▶ [TO DO]: Draw out every line with the word "text" from the listing below.

(Stored entries)
○ ○ ○
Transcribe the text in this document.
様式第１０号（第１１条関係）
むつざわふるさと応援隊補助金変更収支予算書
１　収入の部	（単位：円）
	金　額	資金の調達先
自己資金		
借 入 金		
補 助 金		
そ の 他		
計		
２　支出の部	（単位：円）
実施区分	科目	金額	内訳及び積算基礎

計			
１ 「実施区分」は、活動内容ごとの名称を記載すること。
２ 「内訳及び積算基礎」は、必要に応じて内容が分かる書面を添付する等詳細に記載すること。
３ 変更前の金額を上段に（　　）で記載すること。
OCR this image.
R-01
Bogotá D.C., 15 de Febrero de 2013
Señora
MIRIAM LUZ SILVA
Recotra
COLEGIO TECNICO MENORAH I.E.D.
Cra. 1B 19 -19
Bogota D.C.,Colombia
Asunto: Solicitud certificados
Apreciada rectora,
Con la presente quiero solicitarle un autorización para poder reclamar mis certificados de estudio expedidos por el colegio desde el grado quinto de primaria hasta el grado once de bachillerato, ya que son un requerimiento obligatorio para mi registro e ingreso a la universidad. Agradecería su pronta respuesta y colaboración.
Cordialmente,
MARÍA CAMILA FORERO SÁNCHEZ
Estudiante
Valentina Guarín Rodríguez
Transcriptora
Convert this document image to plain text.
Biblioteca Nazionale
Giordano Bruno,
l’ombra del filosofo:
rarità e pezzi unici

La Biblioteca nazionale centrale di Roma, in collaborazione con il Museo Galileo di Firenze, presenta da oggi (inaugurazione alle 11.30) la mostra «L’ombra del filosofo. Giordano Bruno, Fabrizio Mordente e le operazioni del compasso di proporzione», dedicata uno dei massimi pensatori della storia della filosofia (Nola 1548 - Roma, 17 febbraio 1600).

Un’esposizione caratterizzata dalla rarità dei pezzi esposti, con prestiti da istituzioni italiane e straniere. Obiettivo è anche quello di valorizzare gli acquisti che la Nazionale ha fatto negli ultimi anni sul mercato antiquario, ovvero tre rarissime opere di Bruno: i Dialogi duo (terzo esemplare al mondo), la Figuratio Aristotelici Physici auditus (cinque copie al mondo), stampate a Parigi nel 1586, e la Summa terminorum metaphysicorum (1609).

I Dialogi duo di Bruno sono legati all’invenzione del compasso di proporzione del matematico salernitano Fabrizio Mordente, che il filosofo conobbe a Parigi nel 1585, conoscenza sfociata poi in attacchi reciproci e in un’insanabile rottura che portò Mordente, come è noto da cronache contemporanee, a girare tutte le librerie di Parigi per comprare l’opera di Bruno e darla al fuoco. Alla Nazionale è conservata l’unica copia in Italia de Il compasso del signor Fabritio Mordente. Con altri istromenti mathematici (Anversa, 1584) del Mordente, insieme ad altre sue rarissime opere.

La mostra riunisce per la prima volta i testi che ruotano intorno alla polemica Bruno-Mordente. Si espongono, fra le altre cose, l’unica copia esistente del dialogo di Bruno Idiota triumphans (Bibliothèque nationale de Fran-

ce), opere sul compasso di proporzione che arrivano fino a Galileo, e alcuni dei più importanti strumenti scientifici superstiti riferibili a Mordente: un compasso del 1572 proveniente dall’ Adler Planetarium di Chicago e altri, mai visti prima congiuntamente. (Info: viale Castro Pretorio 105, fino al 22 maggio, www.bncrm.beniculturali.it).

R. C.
○ ○ ○
▶ [OUTPUT FOR THIS TASK]:
Transcribe the text in this document.
Convert this document image to plain text.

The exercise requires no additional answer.